| Task to complete |
Return each line of the data below verbatim, omitting the pictures.

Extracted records
· · · · · · ·

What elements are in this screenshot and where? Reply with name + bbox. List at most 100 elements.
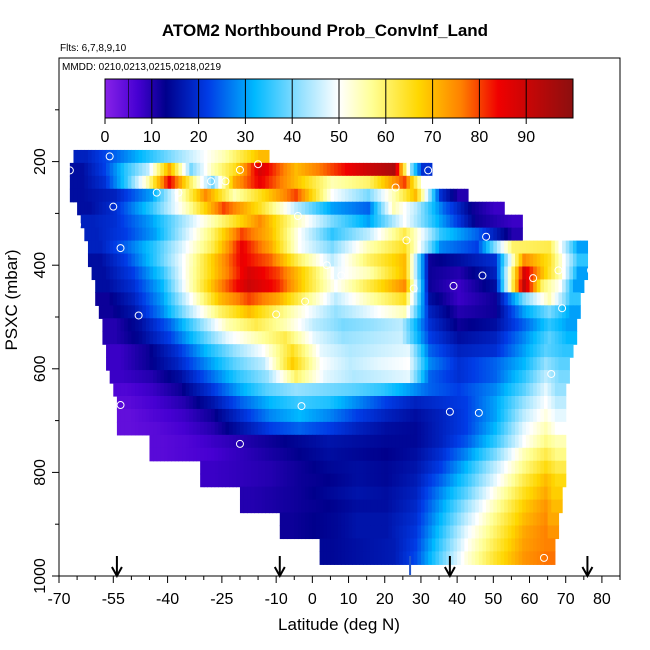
heatmap-cell <box>352 473 357 488</box>
heatmap-cell <box>203 331 208 345</box>
heatmap-cell <box>163 240 169 255</box>
heatmap-cell <box>388 175 393 190</box>
heatmap-cell <box>507 395 513 410</box>
heatmap-cell <box>196 279 201 293</box>
heatmap-cell <box>196 370 201 384</box>
heatmap-cell <box>135 188 140 203</box>
heatmap-cell <box>319 175 324 190</box>
heatmap-cell <box>138 395 143 410</box>
heatmap-cell <box>323 253 328 268</box>
heatmap-cell <box>355 188 361 203</box>
heatmap-cell <box>525 512 531 527</box>
heatmap-cell <box>171 395 176 410</box>
heatmap-cell <box>522 266 527 281</box>
heatmap-cell <box>381 460 386 475</box>
x-axis-label: Latitude (deg N) <box>278 615 400 634</box>
heatmap-cell <box>363 512 368 527</box>
heatmap-cell <box>196 318 201 332</box>
heatmap-cell <box>453 486 458 501</box>
heatmap-cell <box>229 460 234 475</box>
heatmap-cell <box>348 460 353 475</box>
heatmap-cell <box>258 318 263 332</box>
heatmap-cell <box>207 240 212 255</box>
heatmap-cell <box>279 434 284 449</box>
heatmap-cell <box>102 162 107 177</box>
heatmap-cell <box>287 525 292 540</box>
heatmap-cell <box>326 266 332 281</box>
heatmap-cell <box>145 408 151 423</box>
heatmap-cell <box>507 383 513 397</box>
heatmap-cell <box>489 227 494 242</box>
heatmap-cell <box>482 331 487 345</box>
heatmap-cell <box>243 279 248 293</box>
heatmap-cell <box>243 460 248 475</box>
heatmap-cell <box>554 525 560 540</box>
heatmap-cell <box>431 512 437 527</box>
heatmap-cell <box>377 512 382 527</box>
heatmap-cell <box>308 175 313 190</box>
heatmap-cell <box>334 370 339 384</box>
heatmap-cell <box>243 370 248 384</box>
heatmap-cell <box>258 162 263 177</box>
heatmap-cell <box>211 318 216 332</box>
heatmap-cell <box>377 253 382 268</box>
heatmap-cell <box>124 292 129 306</box>
heatmap-cell <box>377 227 382 242</box>
heatmap-cell <box>471 551 476 565</box>
heatmap-cell <box>236 227 241 242</box>
heatmap-cell <box>167 357 172 371</box>
heatmap-cell <box>388 473 393 488</box>
heatmap-cell <box>417 214 422 229</box>
heatmap-cell <box>352 305 357 319</box>
heatmap-cell <box>424 357 429 371</box>
heatmap-cell <box>504 551 509 565</box>
heatmap-cell <box>330 344 335 358</box>
heatmap-cell <box>435 383 440 397</box>
heatmap-cell <box>323 486 328 501</box>
heatmap-cell <box>301 305 306 319</box>
heatmap-cell <box>312 473 317 488</box>
heatmap-cell <box>308 266 313 281</box>
heatmap-cell <box>446 240 451 255</box>
heatmap-cell <box>95 175 100 190</box>
heatmap-cell <box>160 408 165 423</box>
heatmap-cell <box>551 292 556 306</box>
heatmap-cell <box>265 253 270 268</box>
heatmap-cell <box>319 240 324 255</box>
heatmap-cell <box>124 357 129 371</box>
heatmap-cell <box>363 473 368 488</box>
heatmap-cell <box>467 318 473 332</box>
heatmap-cell <box>482 538 487 552</box>
heatmap-cell <box>229 447 234 462</box>
heatmap-cell <box>131 331 136 345</box>
heatmap-cell <box>167 318 172 332</box>
heatmap-cell <box>265 305 270 319</box>
heatmap-cell <box>243 395 248 410</box>
heatmap-cell <box>388 538 393 552</box>
heatmap-cell <box>388 383 393 397</box>
heatmap-cell <box>153 408 158 423</box>
heatmap-cell <box>399 434 404 449</box>
heatmap-cell <box>319 408 324 423</box>
heatmap-cell <box>482 279 487 293</box>
heatmap-cell <box>543 266 549 281</box>
heatmap-cell <box>287 395 292 410</box>
heatmap-cell <box>482 214 487 229</box>
heatmap-cell <box>276 266 281 281</box>
heatmap-cell <box>496 201 502 216</box>
heatmap-cell <box>583 253 589 268</box>
heatmap-cell <box>232 383 237 397</box>
heatmap-cell <box>529 370 534 384</box>
heatmap-cell <box>486 370 491 384</box>
heatmap-cell <box>486 499 491 514</box>
heatmap-cell <box>475 318 480 332</box>
heatmap-cell <box>406 279 411 293</box>
heatmap-cell <box>359 344 364 358</box>
heatmap-cell <box>127 383 132 397</box>
heatmap-cell <box>290 383 295 397</box>
heatmap-cell <box>218 253 223 268</box>
heatmap-cell <box>344 512 350 527</box>
heatmap-cell <box>142 201 147 216</box>
heatmap-cell <box>276 344 281 358</box>
heatmap-cell <box>543 421 549 436</box>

· · · · · · ·

| Complete output |
What elements are in this screenshot and where? Reply with name + bbox. List at most 100 elements.
heatmap-cell <box>352 473 357 488</box>
heatmap-cell <box>203 331 208 345</box>
heatmap-cell <box>163 240 169 255</box>
heatmap-cell <box>388 175 393 190</box>
heatmap-cell <box>507 395 513 410</box>
heatmap-cell <box>196 279 201 293</box>
heatmap-cell <box>196 370 201 384</box>
heatmap-cell <box>135 188 140 203</box>
heatmap-cell <box>319 175 324 190</box>
heatmap-cell <box>138 395 143 410</box>
heatmap-cell <box>323 253 328 268</box>
heatmap-cell <box>355 188 361 203</box>
heatmap-cell <box>525 512 531 527</box>
heatmap-cell <box>171 395 176 410</box>
heatmap-cell <box>522 266 527 281</box>
heatmap-cell <box>381 460 386 475</box>
x-axis-label: Latitude (deg N) <box>278 615 400 634</box>
heatmap-cell <box>363 512 368 527</box>
heatmap-cell <box>196 318 201 332</box>
heatmap-cell <box>453 486 458 501</box>
heatmap-cell <box>229 460 234 475</box>
heatmap-cell <box>348 460 353 475</box>
heatmap-cell <box>258 318 263 332</box>
heatmap-cell <box>207 240 212 255</box>
heatmap-cell <box>279 434 284 449</box>
heatmap-cell <box>102 162 107 177</box>
heatmap-cell <box>287 525 292 540</box>
heatmap-cell <box>326 266 332 281</box>
heatmap-cell <box>145 408 151 423</box>
heatmap-cell <box>507 383 513 397</box>
heatmap-cell <box>489 227 494 242</box>
heatmap-cell <box>482 331 487 345</box>
heatmap-cell <box>243 279 248 293</box>
heatmap-cell <box>243 460 248 475</box>
heatmap-cell <box>554 525 560 540</box>
heatmap-cell <box>431 512 437 527</box>
heatmap-cell <box>377 512 382 527</box>
heatmap-cell <box>308 175 313 190</box>
heatmap-cell <box>334 370 339 384</box>
heatmap-cell <box>243 370 248 384</box>
heatmap-cell <box>258 162 263 177</box>
heatmap-cell <box>211 318 216 332</box>
heatmap-cell <box>377 253 382 268</box>
heatmap-cell <box>124 292 129 306</box>
heatmap-cell <box>377 227 382 242</box>
heatmap-cell <box>471 551 476 565</box>
heatmap-cell <box>236 227 241 242</box>
heatmap-cell <box>167 357 172 371</box>
heatmap-cell <box>388 473 393 488</box>
heatmap-cell <box>417 214 422 229</box>
heatmap-cell <box>352 305 357 319</box>
heatmap-cell <box>424 357 429 371</box>
heatmap-cell <box>504 551 509 565</box>
heatmap-cell <box>330 344 335 358</box>
heatmap-cell <box>435 383 440 397</box>
heatmap-cell <box>323 486 328 501</box>
heatmap-cell <box>301 305 306 319</box>
heatmap-cell <box>312 473 317 488</box>
heatmap-cell <box>308 266 313 281</box>
heatmap-cell <box>446 240 451 255</box>
heatmap-cell <box>95 175 100 190</box>
heatmap-cell <box>160 408 165 423</box>
heatmap-cell <box>551 292 556 306</box>
heatmap-cell <box>265 253 270 268</box>
heatmap-cell <box>319 240 324 255</box>
heatmap-cell <box>124 357 129 371</box>
heatmap-cell <box>363 473 368 488</box>
heatmap-cell <box>467 318 473 332</box>
heatmap-cell <box>482 538 487 552</box>
heatmap-cell <box>229 447 234 462</box>
heatmap-cell <box>131 331 136 345</box>
heatmap-cell <box>167 318 172 332</box>
heatmap-cell <box>265 305 270 319</box>
heatmap-cell <box>243 395 248 410</box>
heatmap-cell <box>388 538 393 552</box>
heatmap-cell <box>388 383 393 397</box>
heatmap-cell <box>153 408 158 423</box>
heatmap-cell <box>399 434 404 449</box>
heatmap-cell <box>319 408 324 423</box>
heatmap-cell <box>482 279 487 293</box>
heatmap-cell <box>543 266 549 281</box>
heatmap-cell <box>287 395 292 410</box>
heatmap-cell <box>482 214 487 229</box>
heatmap-cell <box>276 266 281 281</box>
heatmap-cell <box>496 201 502 216</box>
heatmap-cell <box>583 253 589 268</box>
heatmap-cell <box>232 383 237 397</box>
heatmap-cell <box>529 370 534 384</box>
heatmap-cell <box>486 370 491 384</box>
heatmap-cell <box>486 499 491 514</box>
heatmap-cell <box>475 318 480 332</box>
heatmap-cell <box>406 279 411 293</box>
heatmap-cell <box>359 344 364 358</box>
heatmap-cell <box>127 383 132 397</box>
heatmap-cell <box>290 383 295 397</box>
heatmap-cell <box>218 253 223 268</box>
heatmap-cell <box>344 512 350 527</box>
heatmap-cell <box>142 201 147 216</box>
heatmap-cell <box>276 344 281 358</box>
heatmap-cell <box>543 421 549 436</box>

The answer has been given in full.